**Problem to work on**
Omit the images, then print each record below exactly as it reads.

[Data records]
════════════════════

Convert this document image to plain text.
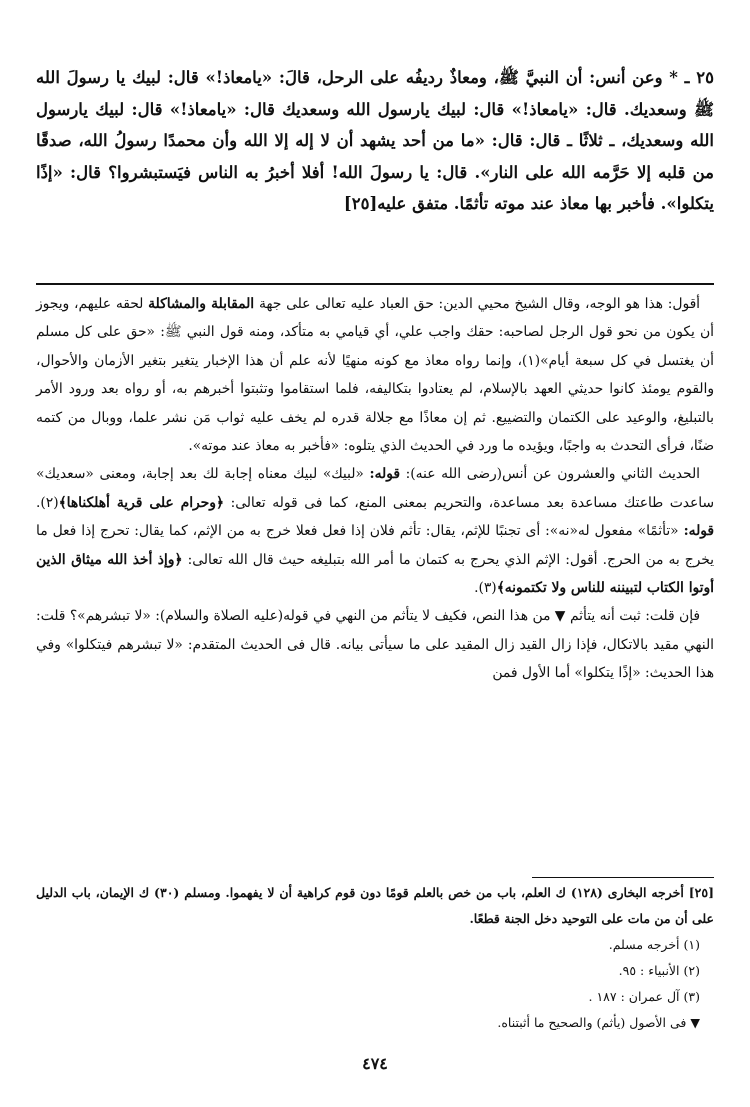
٢٥ ـ * وعن أنس: أن النبيَّ ﷺ، ومعاذٌ رديفُه على الرحل، قالَ: «يامعاذ!» قال: لبيك يا رسولَ الله ﷺ وسعديك. قال: «يامعاذ!» قال: لبيك يارسول الله وسعديك قال: «يامعاذ!» قال: لبيك يارسول الله وسعديك، ـ ثلاثًا ـ قال: قال: «ما من أحد يشهد أن لا إله إلا الله وأن محمدًا رسولُ الله، صدقًا من قلبه إلا حَرَّمه الله على النار». قال: يا رسولَ الله! أفلا أخبرُ به الناس فيَستبشروا؟ قال: «إذًا يتكلوا». فأخبر بها معاذ عند موته تأثمًا. متفق عليه[٢٥]

أقول: هذا هو الوجه، وقال الشيخ محيي الدين: حق العباد عليه تعالى على جهة المقابلة والمشاكلة لحقه عليهم، ويجوز أن يكون من نحو قول الرجل لصاحبه: حقك واجب علي، أي قيامي به متأكد، ومنه قول النبي ﷺ: «حق على كل مسلم أن يغتسل في كل سبعة أيام»(١)، وإنما رواه معاذ مع كونه منهيًا لأنه علم أن هذا الإخبار يتغير بتغير الأزمان والأحوال، والقوم يومئذ كانوا حديثي العهد بالإسلام، لم يعتادوا بتكاليفه، فلما استقاموا وتثبتوا أخبرهم به، أو رواه بعد ورود الأمر بالتبليغ، والوعيد على الكتمان والتضييع. ثم إن معاذًا مع جلالة قدره لم يخف عليه ثواب مَن نشر علما، ووبال من كتمه ضنًا، فرأى التحدث به واجبًا، ويؤيده ما ورد في الحديث الذي يتلوه: «فأخبر به معاذ عند موته».

الحديث الثاني والعشرون عن أنس(رضى الله عنه): قوله: «لبيك» لبيك معناه إجابة لك بعد إجابة، ومعنى «سعديك» ساعدت طاعتك مساعدة بعد مساعدة، والتحريم بمعنى المنع، كما فى قوله تعالى: ﴿وحرام على قرية أهلكناها﴾(٢). قوله: «تأثمًا» مفعول له«نه»: أى تجنبًا للإثم، يقال: تأثم فلان إذا فعل فعلا خرج به من الإثم، كما يقال: تحرج إذا فعل ما يخرج به من الحرج. أقول: الإثم الذي يحرج به كتمان ما أمر الله بتبليغه حيث قال الله تعالى: ﴿وإذ أخذ الله ميثاق الذين أوتوا الكتاب لتبيننه للناس ولا تكتمونه﴾(٣).

فإن قلت: ثبت أنه يتأثم ▼ من هذا النص، فكيف لا يتأثم من النهي في قوله(عليه الصلاة والسلام): «لا تبشرهم»؟ قلت: النهي مقيد بالاتكال، فإذا زال القيد زال المقيد على ما سيأتى بيانه. قال فى الحديث المتقدم: «لا تبشرهم فيتكلوا» وفي هذا الحديث: «إذًا يتكلوا» أما الأول فمن

[٢٥] أخرجه البخارى (١٢٨) ك العلم، باب من خص بالعلم قومًا دون قوم كراهية أن لا يفهموا. ومسلم (٣٠) ك الإيمان، باب الدليل على أن من مات على التوحيد دخل الجنة قطعًا.
(١) أخرجه مسلم.
(٢) الأنبياء : ٩٥.
(٣) آل عمران : ١٨٧ .
▼ فى الأصول (يأثم) والصحيح ما أثبتناه.
٤٧٤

════════════════════

**The solution**
Convert this document image to plain text.
٢٥ ـ * وعن أنس: أن النبيَّ ﷺ، ومعاذٌ رديفُه على الرحل، قالَ: «يامعاذ!» قال: لبيك يا رسولَ الله ﷺ وسعديك. قال: «يامعاذ!» قال: لبيك يارسول الله وسعديك قال: «يامعاذ!» قال: لبيك يارسول الله وسعديك، ـ ثلاثًا ـ قال: قال: «ما من أحد يشهد أن لا إله إلا الله وأن محمدًا رسولُ الله، صدقًا من قلبه إلا حَرَّمه الله على النار». قال: يا رسولَ الله! أفلا أخبرُ به الناس فيَستبشروا؟ قال: «إذًا يتكلوا». فأخبر بها معاذ عند موته تأثمًا. متفق عليه[٢٥]

أقول: هذا هو الوجه، وقال الشيخ محيي الدين: حق العباد عليه تعالى على جهة المقابلة والمشاكلة لحقه عليهم، ويجوز أن يكون من نحو قول الرجل لصاحبه: حقك واجب علي، أي قيامي به متأكد، ومنه قول النبي ﷺ: «حق على كل مسلم أن يغتسل في كل سبعة أيام»(١)، وإنما رواه معاذ مع كونه منهيًا لأنه علم أن هذا الإخبار يتغير بتغير الأزمان والأحوال، والقوم يومئذ كانوا حديثي العهد بالإسلام، لم يعتادوا بتكاليفه، فلما استقاموا وتثبتوا أخبرهم به، أو رواه بعد ورود الأمر بالتبليغ، والوعيد على الكتمان والتضييع. ثم إن معاذًا مع جلالة قدره لم يخف عليه ثواب مَن نشر علما، ووبال من كتمه ضنًا، فرأى التحدث به واجبًا، ويؤيده ما ورد في الحديث الذي يتلوه: «فأخبر به معاذ عند موته».

الحديث الثاني والعشرون عن أنس(رضى الله عنه): قوله: «لبيك» لبيك معناه إجابة لك بعد إجابة، ومعنى «سعديك» ساعدت طاعتك مساعدة بعد مساعدة، والتحريم بمعنى المنع، كما فى قوله تعالى: ﴿وحرام على قرية أهلكناها﴾(٢). قوله: «تأثمًا» مفعول له«نه»: أى تجنبًا للإثم، يقال: تأثم فلان إذا فعل فعلا خرج به من الإثم، كما يقال: تحرج إذا فعل ما يخرج به من الحرج. أقول: الإثم الذي يحرج به كتمان ما أمر الله بتبليغه حيث قال الله تعالى: ﴿وإذ أخذ الله ميثاق الذين أوتوا الكتاب لتبيننه للناس ولا تكتمونه﴾(٣).

فإن قلت: ثبت أنه يتأثم ▼ من هذا النص، فكيف لا يتأثم من النهي في قوله(عليه الصلاة والسلام): «لا تبشرهم»؟ قلت: النهي مقيد بالاتكال، فإذا زال القيد زال المقيد على ما سيأتى بيانه. قال فى الحديث المتقدم: «لا تبشرهم فيتكلوا» وفي هذا الحديث: «إذًا يتكلوا» أما الأول فمن

[٢٥] أخرجه البخارى (١٢٨) ك العلم، باب من خص بالعلم قومًا دون قوم كراهية أن لا يفهموا. ومسلم (٣٠) ك الإيمان، باب الدليل على أن من مات على التوحيد دخل الجنة قطعًا.
(١) أخرجه مسلم.
(٢) الأنبياء : ٩٥.
(٣) آل عمران : ١٨٧ .
▼ فى الأصول (يأثم) والصحيح ما أثبتناه.
٤٧٤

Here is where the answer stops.